(Records excerpted from a collection)
———

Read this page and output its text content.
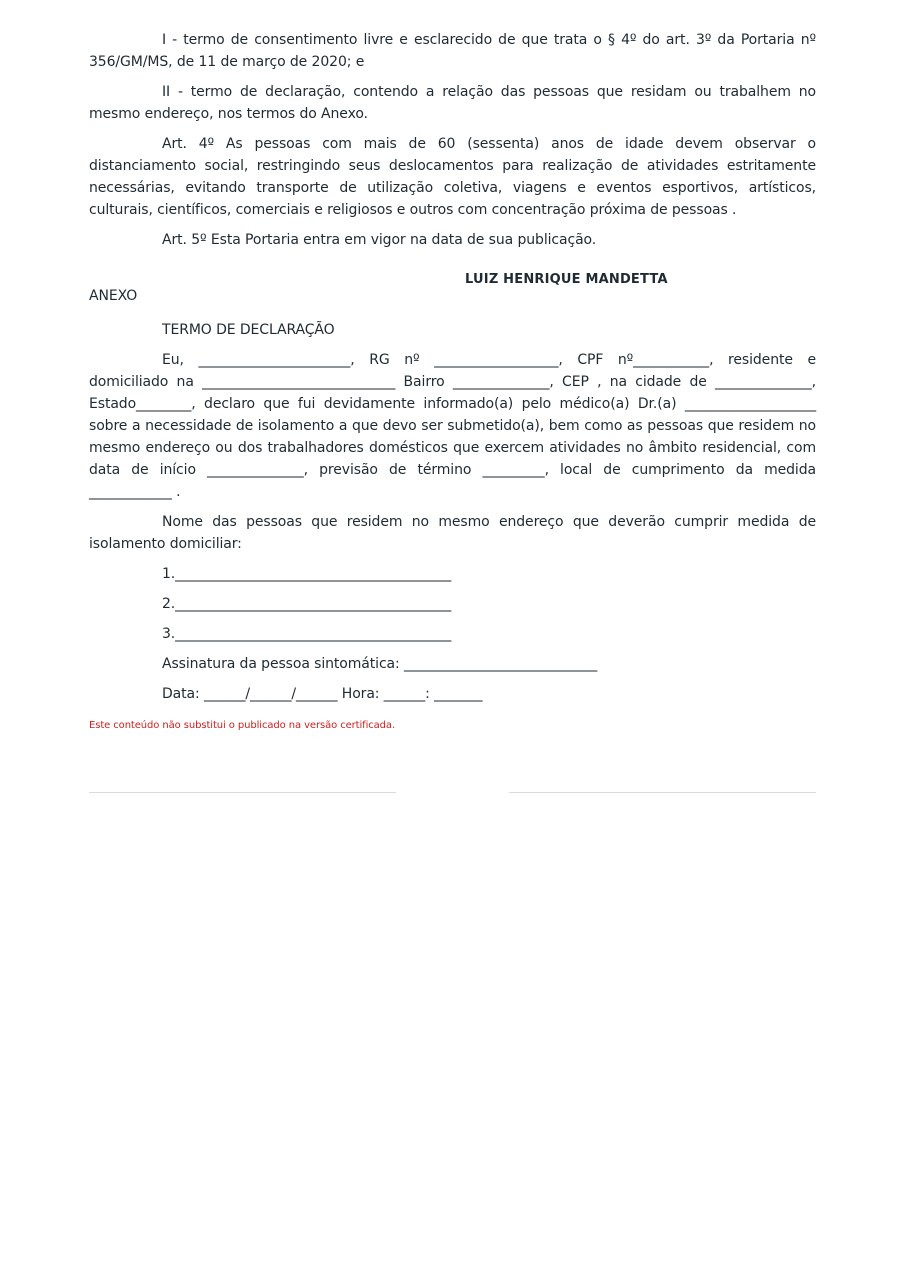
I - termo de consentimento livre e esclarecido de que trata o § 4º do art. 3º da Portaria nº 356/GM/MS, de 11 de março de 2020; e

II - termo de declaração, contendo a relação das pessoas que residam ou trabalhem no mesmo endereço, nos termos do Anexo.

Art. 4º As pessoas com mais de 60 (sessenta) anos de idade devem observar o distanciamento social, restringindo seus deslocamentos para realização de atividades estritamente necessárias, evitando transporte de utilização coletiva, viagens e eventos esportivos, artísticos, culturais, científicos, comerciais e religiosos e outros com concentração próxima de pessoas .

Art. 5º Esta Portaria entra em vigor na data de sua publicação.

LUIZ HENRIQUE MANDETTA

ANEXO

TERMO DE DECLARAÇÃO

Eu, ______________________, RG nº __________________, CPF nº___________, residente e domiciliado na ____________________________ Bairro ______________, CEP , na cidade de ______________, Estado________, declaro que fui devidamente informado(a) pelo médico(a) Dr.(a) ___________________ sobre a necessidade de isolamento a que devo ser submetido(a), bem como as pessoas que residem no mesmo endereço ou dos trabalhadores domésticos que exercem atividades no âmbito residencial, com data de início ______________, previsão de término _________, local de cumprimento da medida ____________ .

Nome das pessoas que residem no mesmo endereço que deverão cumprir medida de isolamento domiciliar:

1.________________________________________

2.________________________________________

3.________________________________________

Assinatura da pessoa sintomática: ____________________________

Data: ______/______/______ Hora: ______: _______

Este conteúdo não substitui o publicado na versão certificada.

———

- WRITTEN EXERCISE: Which lines include "residem"? Copy each of them out.

- EXERCISE RESPONSE:
Eu, ______________________, RG nº __________________, CPF nº___________, residente e domiciliado na ____________________________ Bairro ______________, CEP , na cidade de ______________, Estado________, declaro que fui devidamente informado(a) pelo médico(a) Dr.(a) ___________________ sobre a necessidade de isolamento a que devo ser submetido(a), bem como as pessoas que residem no mesmo endereço ou dos trabalhadores domésticos que exercem atividades no âmbito residencial, com data de início ______________, previsão de término _________, local de cumprimento da medida ____________ .
Nome das pessoas que residem no mesmo endereço que deverão cumprir medida de isolamento domiciliar:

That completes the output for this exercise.